* CHALLENGE
Repeat the lines of the listing word for word, starting with its first line and ending after the line that contains "collections-icon[interactable]: ⊞ bbox=[1673, 50, 1703, 75]".
--- --- ---
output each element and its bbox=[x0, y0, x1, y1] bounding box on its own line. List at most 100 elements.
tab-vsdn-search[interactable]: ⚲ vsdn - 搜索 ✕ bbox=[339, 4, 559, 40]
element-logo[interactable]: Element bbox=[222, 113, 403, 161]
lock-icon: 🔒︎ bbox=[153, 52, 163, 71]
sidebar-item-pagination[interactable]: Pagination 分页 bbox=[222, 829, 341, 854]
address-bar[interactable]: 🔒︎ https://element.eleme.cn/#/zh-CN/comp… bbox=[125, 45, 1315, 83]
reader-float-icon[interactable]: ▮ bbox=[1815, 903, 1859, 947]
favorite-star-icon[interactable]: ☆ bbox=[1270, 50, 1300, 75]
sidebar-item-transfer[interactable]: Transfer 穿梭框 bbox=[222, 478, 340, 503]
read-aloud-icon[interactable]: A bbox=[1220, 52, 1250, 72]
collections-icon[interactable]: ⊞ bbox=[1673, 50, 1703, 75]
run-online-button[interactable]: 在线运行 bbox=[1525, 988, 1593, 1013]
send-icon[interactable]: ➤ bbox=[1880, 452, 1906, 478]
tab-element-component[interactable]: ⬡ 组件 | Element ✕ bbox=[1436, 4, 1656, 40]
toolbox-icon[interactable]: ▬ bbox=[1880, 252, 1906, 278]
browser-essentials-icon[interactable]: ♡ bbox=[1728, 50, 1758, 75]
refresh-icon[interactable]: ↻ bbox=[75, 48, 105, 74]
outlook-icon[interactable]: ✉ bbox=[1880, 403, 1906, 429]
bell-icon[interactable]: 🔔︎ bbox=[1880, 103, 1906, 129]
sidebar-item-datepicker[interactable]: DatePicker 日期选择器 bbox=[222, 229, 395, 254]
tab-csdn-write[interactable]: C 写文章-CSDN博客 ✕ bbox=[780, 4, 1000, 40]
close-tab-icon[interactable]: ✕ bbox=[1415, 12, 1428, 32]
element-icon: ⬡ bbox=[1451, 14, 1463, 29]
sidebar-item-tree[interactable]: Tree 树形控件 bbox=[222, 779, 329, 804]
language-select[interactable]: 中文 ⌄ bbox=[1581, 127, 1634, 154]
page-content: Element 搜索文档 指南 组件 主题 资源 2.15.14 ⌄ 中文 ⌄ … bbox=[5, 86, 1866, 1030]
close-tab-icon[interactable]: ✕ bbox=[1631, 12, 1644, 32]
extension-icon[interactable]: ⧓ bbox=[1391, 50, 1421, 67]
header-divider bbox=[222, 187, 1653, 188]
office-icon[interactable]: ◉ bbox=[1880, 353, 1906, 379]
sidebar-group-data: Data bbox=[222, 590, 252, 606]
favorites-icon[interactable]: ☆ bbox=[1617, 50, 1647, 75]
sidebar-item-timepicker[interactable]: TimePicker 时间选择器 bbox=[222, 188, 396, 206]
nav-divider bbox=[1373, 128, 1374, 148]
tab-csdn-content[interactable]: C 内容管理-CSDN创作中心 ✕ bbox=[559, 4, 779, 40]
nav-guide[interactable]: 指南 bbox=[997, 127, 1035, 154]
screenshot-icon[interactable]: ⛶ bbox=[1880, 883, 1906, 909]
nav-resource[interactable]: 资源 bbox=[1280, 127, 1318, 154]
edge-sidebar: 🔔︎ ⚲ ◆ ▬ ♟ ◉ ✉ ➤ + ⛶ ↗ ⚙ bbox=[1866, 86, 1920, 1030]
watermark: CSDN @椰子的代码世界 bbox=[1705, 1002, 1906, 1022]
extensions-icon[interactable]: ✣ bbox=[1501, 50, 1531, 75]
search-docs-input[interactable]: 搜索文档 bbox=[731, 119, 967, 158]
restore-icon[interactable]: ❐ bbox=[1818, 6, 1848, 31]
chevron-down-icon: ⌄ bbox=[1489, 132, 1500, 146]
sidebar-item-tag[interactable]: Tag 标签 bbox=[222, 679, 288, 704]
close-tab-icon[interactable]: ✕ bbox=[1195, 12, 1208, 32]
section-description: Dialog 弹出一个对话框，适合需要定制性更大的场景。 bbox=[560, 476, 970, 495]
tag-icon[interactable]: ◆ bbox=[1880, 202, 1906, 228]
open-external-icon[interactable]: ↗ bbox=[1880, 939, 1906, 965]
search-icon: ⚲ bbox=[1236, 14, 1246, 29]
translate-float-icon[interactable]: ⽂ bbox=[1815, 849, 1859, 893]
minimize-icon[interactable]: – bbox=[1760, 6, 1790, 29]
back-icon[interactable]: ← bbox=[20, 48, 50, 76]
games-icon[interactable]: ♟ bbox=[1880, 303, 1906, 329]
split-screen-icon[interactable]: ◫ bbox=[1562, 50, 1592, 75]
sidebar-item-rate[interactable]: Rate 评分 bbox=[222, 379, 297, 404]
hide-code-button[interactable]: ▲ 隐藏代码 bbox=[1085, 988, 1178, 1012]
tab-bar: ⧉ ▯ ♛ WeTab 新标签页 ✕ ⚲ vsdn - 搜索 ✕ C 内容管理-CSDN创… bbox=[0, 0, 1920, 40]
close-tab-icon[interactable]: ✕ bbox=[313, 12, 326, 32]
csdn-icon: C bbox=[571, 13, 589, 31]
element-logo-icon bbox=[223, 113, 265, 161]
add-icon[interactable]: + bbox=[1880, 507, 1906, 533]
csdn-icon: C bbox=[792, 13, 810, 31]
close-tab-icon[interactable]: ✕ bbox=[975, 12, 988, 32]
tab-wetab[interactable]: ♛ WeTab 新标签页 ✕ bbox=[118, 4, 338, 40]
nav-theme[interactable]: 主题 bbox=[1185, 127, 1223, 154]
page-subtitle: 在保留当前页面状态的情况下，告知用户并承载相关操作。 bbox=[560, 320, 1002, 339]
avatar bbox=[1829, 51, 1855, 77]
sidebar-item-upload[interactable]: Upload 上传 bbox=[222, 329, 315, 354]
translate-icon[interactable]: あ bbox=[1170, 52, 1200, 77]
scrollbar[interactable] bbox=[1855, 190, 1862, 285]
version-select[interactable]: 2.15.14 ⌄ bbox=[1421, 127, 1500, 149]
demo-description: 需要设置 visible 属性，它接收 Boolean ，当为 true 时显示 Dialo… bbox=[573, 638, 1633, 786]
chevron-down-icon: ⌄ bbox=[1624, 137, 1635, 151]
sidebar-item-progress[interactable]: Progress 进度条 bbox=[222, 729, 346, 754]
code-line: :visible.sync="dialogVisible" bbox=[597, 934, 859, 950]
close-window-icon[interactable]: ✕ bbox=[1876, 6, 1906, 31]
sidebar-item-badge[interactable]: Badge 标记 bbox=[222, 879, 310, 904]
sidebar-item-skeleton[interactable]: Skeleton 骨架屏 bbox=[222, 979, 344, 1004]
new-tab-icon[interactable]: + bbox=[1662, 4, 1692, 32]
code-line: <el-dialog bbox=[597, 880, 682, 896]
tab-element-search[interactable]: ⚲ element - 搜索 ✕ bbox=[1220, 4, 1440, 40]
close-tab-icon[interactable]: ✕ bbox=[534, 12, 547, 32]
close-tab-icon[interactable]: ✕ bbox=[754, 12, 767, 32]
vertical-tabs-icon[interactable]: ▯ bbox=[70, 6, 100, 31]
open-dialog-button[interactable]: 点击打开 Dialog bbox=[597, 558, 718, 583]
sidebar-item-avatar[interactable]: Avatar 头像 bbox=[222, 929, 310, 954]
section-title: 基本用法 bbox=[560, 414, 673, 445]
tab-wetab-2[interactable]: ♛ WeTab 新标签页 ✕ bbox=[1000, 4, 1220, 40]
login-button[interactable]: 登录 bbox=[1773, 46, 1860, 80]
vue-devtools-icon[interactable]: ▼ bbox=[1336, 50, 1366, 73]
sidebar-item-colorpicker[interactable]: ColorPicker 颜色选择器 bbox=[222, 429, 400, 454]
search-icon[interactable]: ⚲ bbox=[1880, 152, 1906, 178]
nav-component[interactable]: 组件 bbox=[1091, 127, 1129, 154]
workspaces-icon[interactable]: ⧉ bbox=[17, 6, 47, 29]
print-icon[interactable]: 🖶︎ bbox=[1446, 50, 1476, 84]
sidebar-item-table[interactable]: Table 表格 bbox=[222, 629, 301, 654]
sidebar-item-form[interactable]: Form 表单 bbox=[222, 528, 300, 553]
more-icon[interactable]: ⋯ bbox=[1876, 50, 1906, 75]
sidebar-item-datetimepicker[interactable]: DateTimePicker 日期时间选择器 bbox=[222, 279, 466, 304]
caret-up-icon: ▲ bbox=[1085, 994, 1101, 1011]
--- --- ---
* CORRECT RESPONSE
output each element and its bbox=[x0, y0, x1, y1] bounding box on its own line. List at most 100 elements.
tab-vsdn-search[interactable]: ⚲ vsdn - 搜索 ✕ bbox=[339, 4, 559, 40]
element-logo[interactable]: Element bbox=[222, 113, 403, 161]
lock-icon: 🔒︎ bbox=[153, 52, 163, 71]
sidebar-item-pagination[interactable]: Pagination 分页 bbox=[222, 829, 341, 854]
address-bar[interactable]: 🔒︎ https://element.eleme.cn/#/zh-CN/comp… bbox=[125, 45, 1315, 83]
reader-float-icon[interactable]: ▮ bbox=[1815, 903, 1859, 947]
favorite-star-icon[interactable]: ☆ bbox=[1270, 50, 1300, 75]
sidebar-item-transfer[interactable]: Transfer 穿梭框 bbox=[222, 478, 340, 503]
read-aloud-icon[interactable]: A bbox=[1220, 52, 1250, 72]
collections-icon[interactable]: ⊞ bbox=[1673, 50, 1703, 75]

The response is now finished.